> [Your task]: Skip the pictures. Copy all the rest of the records down exactly.

______

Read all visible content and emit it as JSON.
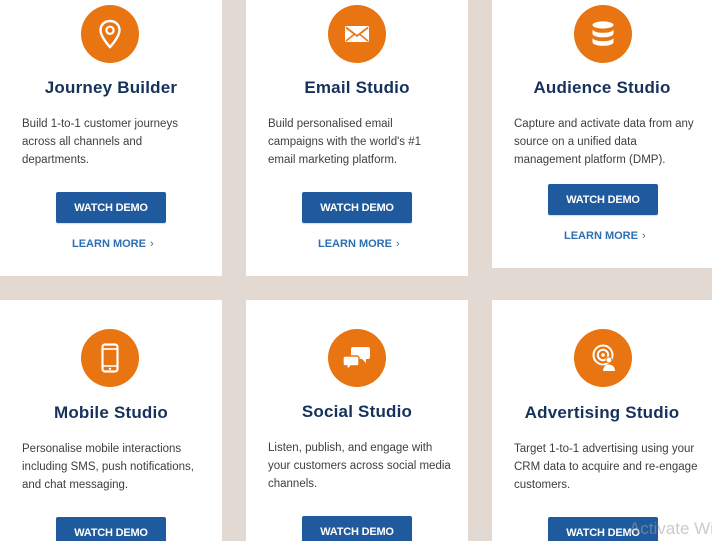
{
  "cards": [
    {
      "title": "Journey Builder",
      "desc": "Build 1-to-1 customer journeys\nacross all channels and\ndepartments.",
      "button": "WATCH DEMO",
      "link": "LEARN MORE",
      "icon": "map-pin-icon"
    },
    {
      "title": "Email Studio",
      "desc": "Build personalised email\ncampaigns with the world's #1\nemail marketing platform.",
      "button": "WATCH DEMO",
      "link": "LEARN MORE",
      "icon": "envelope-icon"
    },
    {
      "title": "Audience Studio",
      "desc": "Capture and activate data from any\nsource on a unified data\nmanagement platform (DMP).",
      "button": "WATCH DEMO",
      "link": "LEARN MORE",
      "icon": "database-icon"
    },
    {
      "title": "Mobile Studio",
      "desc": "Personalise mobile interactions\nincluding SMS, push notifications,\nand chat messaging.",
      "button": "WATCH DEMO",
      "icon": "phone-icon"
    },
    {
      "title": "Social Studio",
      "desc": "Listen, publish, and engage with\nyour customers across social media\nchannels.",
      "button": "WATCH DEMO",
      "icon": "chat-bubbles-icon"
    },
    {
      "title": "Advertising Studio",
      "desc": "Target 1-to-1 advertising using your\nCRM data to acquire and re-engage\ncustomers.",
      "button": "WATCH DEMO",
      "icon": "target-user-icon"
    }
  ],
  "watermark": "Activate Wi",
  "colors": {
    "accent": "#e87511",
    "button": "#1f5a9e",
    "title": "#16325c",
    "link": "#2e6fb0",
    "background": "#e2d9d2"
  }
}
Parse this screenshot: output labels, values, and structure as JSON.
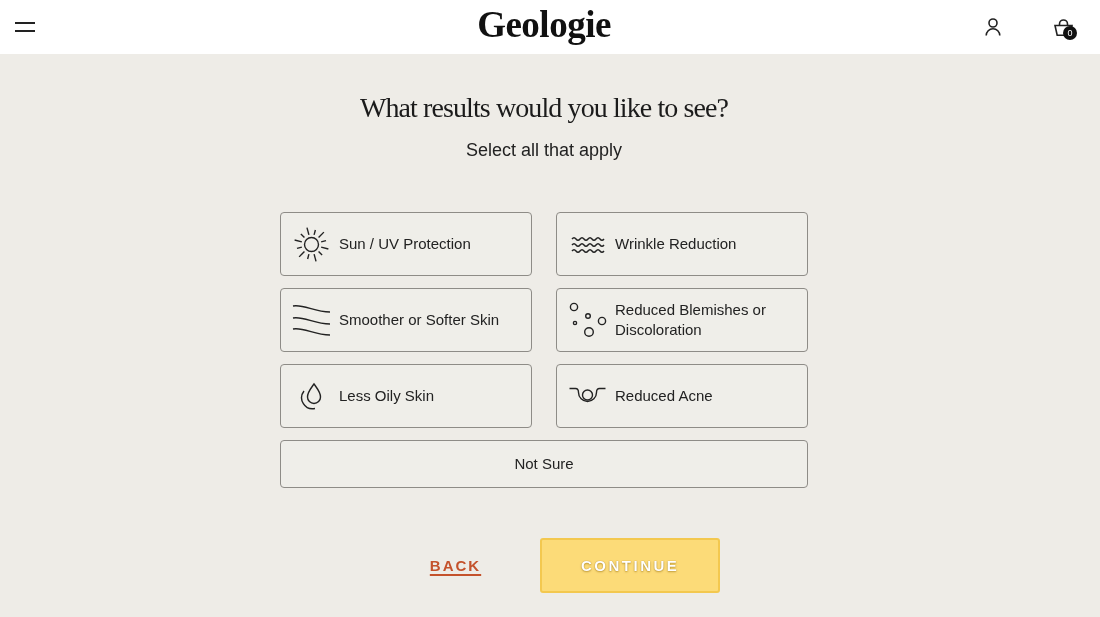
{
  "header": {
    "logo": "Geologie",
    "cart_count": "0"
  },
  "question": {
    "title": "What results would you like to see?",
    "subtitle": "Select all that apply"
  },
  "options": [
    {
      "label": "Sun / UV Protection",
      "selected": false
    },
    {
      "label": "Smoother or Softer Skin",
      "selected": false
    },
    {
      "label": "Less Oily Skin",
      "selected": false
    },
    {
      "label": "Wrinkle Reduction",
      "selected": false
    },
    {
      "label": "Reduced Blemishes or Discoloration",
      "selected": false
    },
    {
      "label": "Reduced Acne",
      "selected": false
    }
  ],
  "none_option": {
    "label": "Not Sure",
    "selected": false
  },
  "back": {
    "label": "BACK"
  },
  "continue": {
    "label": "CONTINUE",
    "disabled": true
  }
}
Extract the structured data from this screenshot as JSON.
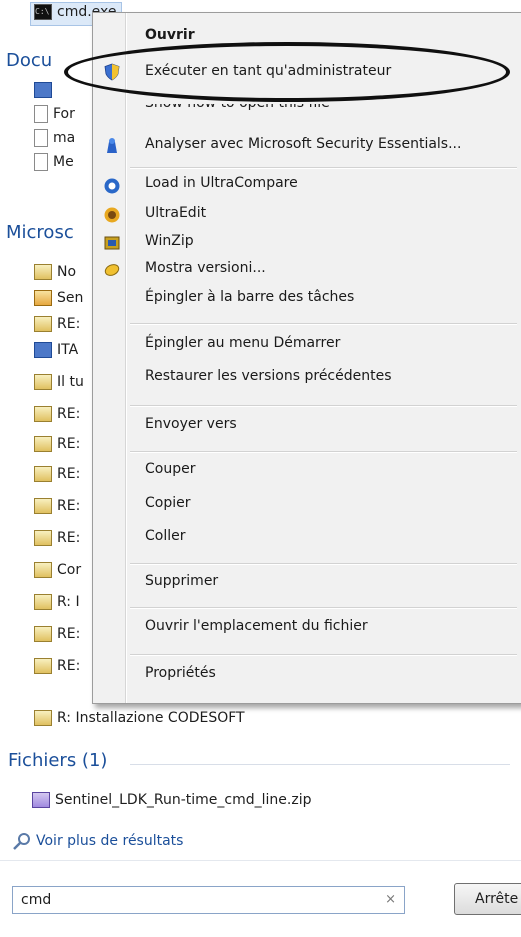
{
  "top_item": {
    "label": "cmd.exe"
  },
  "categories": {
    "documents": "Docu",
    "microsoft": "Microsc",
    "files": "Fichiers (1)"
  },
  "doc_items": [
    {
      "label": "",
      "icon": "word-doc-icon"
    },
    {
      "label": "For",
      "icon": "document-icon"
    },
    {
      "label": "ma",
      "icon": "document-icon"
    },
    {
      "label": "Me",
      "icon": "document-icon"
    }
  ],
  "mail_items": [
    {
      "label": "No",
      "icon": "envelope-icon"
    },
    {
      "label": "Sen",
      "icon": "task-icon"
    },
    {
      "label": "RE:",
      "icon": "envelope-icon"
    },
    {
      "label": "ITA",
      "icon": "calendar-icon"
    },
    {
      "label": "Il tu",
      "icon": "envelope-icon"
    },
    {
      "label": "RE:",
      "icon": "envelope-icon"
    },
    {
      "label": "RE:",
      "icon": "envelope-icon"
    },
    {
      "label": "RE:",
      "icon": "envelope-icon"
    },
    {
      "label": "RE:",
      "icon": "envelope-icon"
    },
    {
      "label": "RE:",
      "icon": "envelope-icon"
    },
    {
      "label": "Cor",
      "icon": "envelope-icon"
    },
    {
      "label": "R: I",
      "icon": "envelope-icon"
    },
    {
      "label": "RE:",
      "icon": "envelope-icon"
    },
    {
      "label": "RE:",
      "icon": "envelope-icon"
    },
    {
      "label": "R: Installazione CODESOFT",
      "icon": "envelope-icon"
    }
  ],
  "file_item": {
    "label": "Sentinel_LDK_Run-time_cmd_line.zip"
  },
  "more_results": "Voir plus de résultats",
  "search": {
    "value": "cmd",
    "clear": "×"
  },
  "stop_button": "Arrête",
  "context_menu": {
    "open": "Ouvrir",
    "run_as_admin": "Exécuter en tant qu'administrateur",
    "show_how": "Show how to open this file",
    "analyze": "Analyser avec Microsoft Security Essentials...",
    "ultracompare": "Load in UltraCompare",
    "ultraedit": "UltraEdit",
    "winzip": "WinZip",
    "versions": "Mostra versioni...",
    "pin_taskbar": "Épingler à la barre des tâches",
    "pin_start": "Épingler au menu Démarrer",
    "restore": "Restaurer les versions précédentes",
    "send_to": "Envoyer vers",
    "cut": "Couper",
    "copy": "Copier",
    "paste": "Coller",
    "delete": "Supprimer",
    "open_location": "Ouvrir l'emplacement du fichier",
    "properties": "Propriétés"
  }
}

______

> [Written response]:
Read all visible content and emit it as JSON.
{
  "cards": [
    {
      "title": "Journey Builder",
      "desc": "Build 1-to-1 customer journeys\nacross all channels and\ndepartments.",
      "button": "WATCH DEMO",
      "link": "LEARN MORE",
      "icon": "map-pin-icon"
    },
    {
      "title": "Email Studio",
      "desc": "Build personalised email\ncampaigns with the world's #1\nemail marketing platform.",
      "button": "WATCH DEMO",
      "link": "LEARN MORE",
      "icon": "envelope-icon"
    },
    {
      "title": "Audience Studio",
      "desc": "Capture and activate data from any\nsource on a unified data\nmanagement platform (DMP).",
      "button": "WATCH DEMO",
      "link": "LEARN MORE",
      "icon": "database-icon"
    },
    {
      "title": "Mobile Studio",
      "desc": "Personalise mobile interactions\nincluding SMS, push notifications,\nand chat messaging.",
      "button": "WATCH DEMO",
      "icon": "phone-icon"
    },
    {
      "title": "Social Studio",
      "desc": "Listen, publish, and engage with\nyour customers across social media\nchannels.",
      "button": "WATCH DEMO",
      "icon": "chat-bubbles-icon"
    },
    {
      "title": "Advertising Studio",
      "desc": "Target 1-to-1 advertising using your\nCRM data to acquire and re-engage\ncustomers.",
      "button": "WATCH DEMO",
      "icon": "target-user-icon"
    }
  ],
  "watermark": "Activate Wi",
  "colors": {
    "accent": "#e87511",
    "button": "#1f5a9e",
    "title": "#16325c",
    "link": "#2e6fb0",
    "background": "#e2d9d2"
  }
}
Parse this screenshot: output labels, values, and structure as JSON.
{
  "header": {
    "logo": "Geologie",
    "cart_count": "0"
  },
  "question": {
    "title": "What results would you like to see?",
    "subtitle": "Select all that apply"
  },
  "options": [
    {
      "label": "Sun / UV Protection",
      "selected": false
    },
    {
      "label": "Smoother or Softer Skin",
      "selected": false
    },
    {
      "label": "Less Oily Skin",
      "selected": false
    },
    {
      "label": "Wrinkle Reduction",
      "selected": false
    },
    {
      "label": "Reduced Blemishes or Discoloration",
      "selected": false
    },
    {
      "label": "Reduced Acne",
      "selected": false
    }
  ],
  "none_option": {
    "label": "Not Sure",
    "selected": false
  },
  "back": {
    "label": "BACK"
  },
  "continue": {
    "label": "CONTINUE",
    "disabled": true
  }
}
Extract the structured data from this screenshot as JSON.
{
  "top_item": {
    "label": "cmd.exe"
  },
  "categories": {
    "documents": "Docu",
    "microsoft": "Microsc",
    "files": "Fichiers (1)"
  },
  "doc_items": [
    {
      "label": "",
      "icon": "word-doc-icon"
    },
    {
      "label": "For",
      "icon": "document-icon"
    },
    {
      "label": "ma",
      "icon": "document-icon"
    },
    {
      "label": "Me",
      "icon": "document-icon"
    }
  ],
  "mail_items": [
    {
      "label": "No",
      "icon": "envelope-icon"
    },
    {
      "label": "Sen",
      "icon": "task-icon"
    },
    {
      "label": "RE:",
      "icon": "envelope-icon"
    },
    {
      "label": "ITA",
      "icon": "calendar-icon"
    },
    {
      "label": "Il tu",
      "icon": "envelope-icon"
    },
    {
      "label": "RE:",
      "icon": "envelope-icon"
    },
    {
      "label": "RE:",
      "icon": "envelope-icon"
    },
    {
      "label": "RE:",
      "icon": "envelope-icon"
    },
    {
      "label": "RE:",
      "icon": "envelope-icon"
    },
    {
      "label": "RE:",
      "icon": "envelope-icon"
    },
    {
      "label": "Cor",
      "icon": "envelope-icon"
    },
    {
      "label": "R: I",
      "icon": "envelope-icon"
    },
    {
      "label": "RE:",
      "icon": "envelope-icon"
    },
    {
      "label": "RE:",
      "icon": "envelope-icon"
    },
    {
      "label": "R: Installazione CODESOFT",
      "icon": "envelope-icon"
    }
  ],
  "file_item": {
    "label": "Sentinel_LDK_Run-time_cmd_line.zip"
  },
  "more_results": "Voir plus de résultats",
  "search": {
    "value": "cmd",
    "clear": "×"
  },
  "stop_button": "Arrête",
  "context_menu": {
    "open": "Ouvrir",
    "run_as_admin": "Exécuter en tant qu'administrateur",
    "show_how": "Show how to open this file",
    "analyze": "Analyser avec Microsoft Security Essentials...",
    "ultracompare": "Load in UltraCompare",
    "ultraedit": "UltraEdit",
    "winzip": "WinZip",
    "versions": "Mostra versioni...",
    "pin_taskbar": "Épingler à la barre des tâches",
    "pin_start": "Épingler au menu Démarrer",
    "restore": "Restaurer les versions précédentes",
    "send_to": "Envoyer vers",
    "cut": "Couper",
    "copy": "Copier",
    "paste": "Coller",
    "delete": "Supprimer",
    "open_location": "Ouvrir l'emplacement du fichier",
    "properties": "Propriétés"
  }
}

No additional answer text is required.